▸ Task brief:
In the article below on dogmatics and the Old Testament, what did Marcion reject?

▸ Document text:
Article

A Plea for Greater Dogmatic Engagement with the Old Testament

Paul R. Raabe
Monday, July 16th 2007
Jul/Aug 1999

Today, to a disconcerting degree, the disciplines of biblical scholarship and dogmatics (or systematic theology) undertake their tasks with too little interaction. I fear that some dogmaticians could not exegete their way out of a paper bag, and, as an Old Testament professor, I know that some biblical scholars could not even spell Arianism. Yet, obviously, these two disciplines desperately need each other. Therefore, I wish to press the case for reintegrating biblical theology and systematics, for leading biblical exegetes and dogmaticians into the same room and forcing them to talk theology together.

Toward this end, as an exegete, I would like to offer six reasons why dogmatics should seek more intentionally to incorporate the Old Testament into its discipline. For the first three-fourths of the Bible cannot simply be treated as background. After all, in opposition to Marcion (the second century sectarian who rejected the Old Testament and its God as imperfect), Paul reminds us that the God of ancient Israel, the Creator of heaven and earth, is "the God and Father of our Lord Jesus Christ."

▸ Extracted entries:
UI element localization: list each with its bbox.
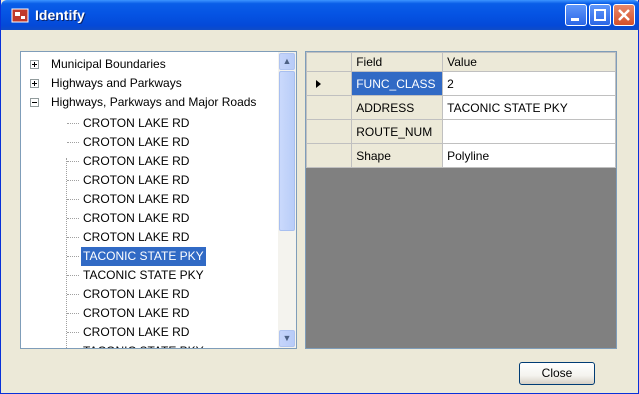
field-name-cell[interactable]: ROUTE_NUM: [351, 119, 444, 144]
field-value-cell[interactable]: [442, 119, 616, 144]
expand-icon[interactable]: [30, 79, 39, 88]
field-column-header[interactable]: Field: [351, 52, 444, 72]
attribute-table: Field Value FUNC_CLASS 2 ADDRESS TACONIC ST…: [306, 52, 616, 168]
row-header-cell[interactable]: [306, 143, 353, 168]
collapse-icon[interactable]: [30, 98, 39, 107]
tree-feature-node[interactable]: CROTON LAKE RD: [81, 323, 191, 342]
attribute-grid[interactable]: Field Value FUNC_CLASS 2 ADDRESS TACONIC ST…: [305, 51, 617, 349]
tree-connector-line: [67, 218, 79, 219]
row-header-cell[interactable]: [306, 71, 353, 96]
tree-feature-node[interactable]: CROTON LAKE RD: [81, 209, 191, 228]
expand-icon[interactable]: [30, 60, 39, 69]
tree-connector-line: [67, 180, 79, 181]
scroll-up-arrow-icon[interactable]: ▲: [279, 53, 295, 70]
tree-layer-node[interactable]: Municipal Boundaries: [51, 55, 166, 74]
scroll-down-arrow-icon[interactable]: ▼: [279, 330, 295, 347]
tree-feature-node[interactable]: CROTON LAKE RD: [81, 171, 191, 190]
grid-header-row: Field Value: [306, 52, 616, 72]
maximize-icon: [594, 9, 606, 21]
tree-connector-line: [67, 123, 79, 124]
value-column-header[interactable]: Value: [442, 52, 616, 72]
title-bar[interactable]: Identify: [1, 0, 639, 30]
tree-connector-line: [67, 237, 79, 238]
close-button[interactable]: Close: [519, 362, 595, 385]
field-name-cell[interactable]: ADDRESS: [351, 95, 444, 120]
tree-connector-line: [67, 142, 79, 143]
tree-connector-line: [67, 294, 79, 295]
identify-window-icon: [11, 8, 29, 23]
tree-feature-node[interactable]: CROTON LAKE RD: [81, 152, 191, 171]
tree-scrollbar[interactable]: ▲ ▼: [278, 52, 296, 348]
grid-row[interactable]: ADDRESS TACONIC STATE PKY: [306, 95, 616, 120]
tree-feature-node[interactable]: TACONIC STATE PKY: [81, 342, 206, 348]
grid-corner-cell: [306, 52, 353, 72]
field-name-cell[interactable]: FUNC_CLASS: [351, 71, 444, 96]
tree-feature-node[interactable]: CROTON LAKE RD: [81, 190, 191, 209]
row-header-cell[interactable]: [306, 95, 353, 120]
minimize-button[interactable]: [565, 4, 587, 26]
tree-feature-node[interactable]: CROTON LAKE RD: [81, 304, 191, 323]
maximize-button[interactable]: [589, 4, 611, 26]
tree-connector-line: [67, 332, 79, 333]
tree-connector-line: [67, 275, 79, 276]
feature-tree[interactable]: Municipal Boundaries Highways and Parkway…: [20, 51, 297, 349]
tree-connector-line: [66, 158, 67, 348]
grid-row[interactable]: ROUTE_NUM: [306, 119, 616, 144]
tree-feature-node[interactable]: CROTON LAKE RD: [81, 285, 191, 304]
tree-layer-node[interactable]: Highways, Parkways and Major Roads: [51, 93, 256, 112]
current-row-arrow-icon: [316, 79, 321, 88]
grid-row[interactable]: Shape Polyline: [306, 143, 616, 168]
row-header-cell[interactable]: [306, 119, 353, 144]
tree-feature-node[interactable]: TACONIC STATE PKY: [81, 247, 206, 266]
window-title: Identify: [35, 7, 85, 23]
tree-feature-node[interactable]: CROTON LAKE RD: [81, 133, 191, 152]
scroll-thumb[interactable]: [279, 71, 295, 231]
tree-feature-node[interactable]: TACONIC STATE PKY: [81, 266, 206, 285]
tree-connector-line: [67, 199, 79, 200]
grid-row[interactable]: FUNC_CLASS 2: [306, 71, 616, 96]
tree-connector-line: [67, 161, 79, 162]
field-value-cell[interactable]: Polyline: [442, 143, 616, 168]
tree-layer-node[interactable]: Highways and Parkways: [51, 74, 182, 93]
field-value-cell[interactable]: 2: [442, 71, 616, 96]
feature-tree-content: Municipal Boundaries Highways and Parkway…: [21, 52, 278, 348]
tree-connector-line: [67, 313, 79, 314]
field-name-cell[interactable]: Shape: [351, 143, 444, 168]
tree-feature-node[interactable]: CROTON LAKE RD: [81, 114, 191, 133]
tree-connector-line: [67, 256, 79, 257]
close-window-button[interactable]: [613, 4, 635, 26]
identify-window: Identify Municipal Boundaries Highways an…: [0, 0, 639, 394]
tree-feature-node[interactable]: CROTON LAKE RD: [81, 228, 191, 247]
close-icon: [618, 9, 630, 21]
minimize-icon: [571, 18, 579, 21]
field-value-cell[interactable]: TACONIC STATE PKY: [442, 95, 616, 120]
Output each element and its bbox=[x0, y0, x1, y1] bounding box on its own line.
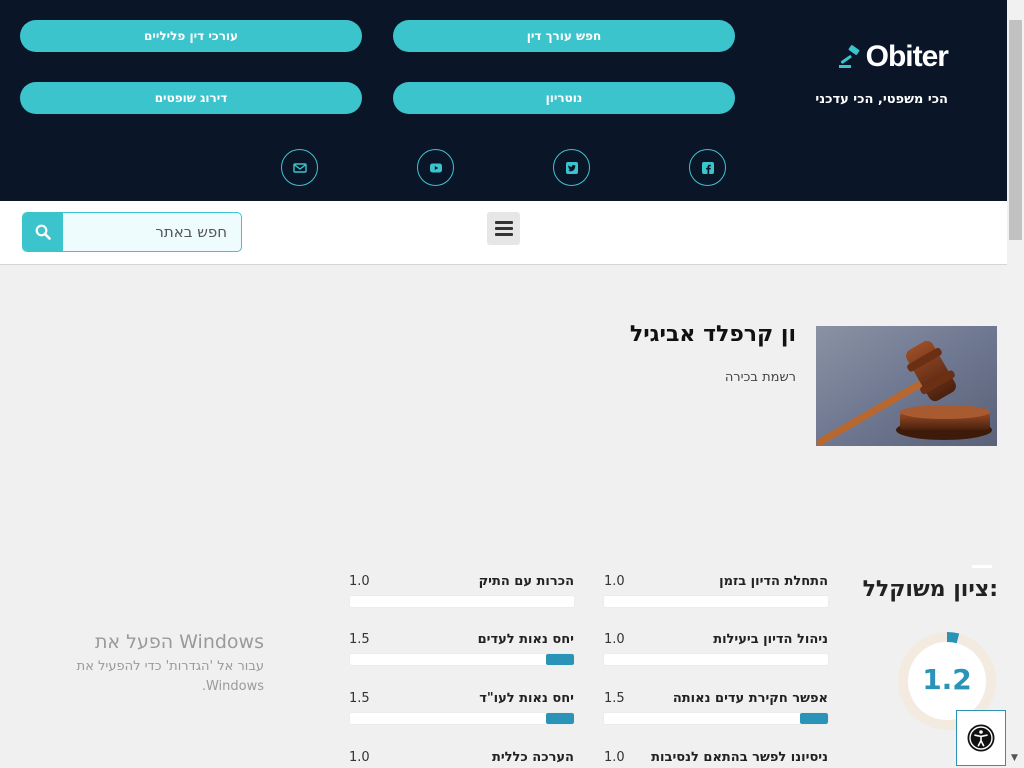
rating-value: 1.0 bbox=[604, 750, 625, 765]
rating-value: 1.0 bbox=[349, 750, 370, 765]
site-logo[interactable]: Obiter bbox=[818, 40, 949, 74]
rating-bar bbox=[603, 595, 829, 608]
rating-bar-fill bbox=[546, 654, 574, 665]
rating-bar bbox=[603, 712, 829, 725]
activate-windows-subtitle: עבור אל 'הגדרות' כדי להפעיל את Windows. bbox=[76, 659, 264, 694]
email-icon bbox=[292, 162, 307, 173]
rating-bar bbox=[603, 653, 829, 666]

▸ Problem solution:
Marcion rejected the Old Testament and its God as imperfect.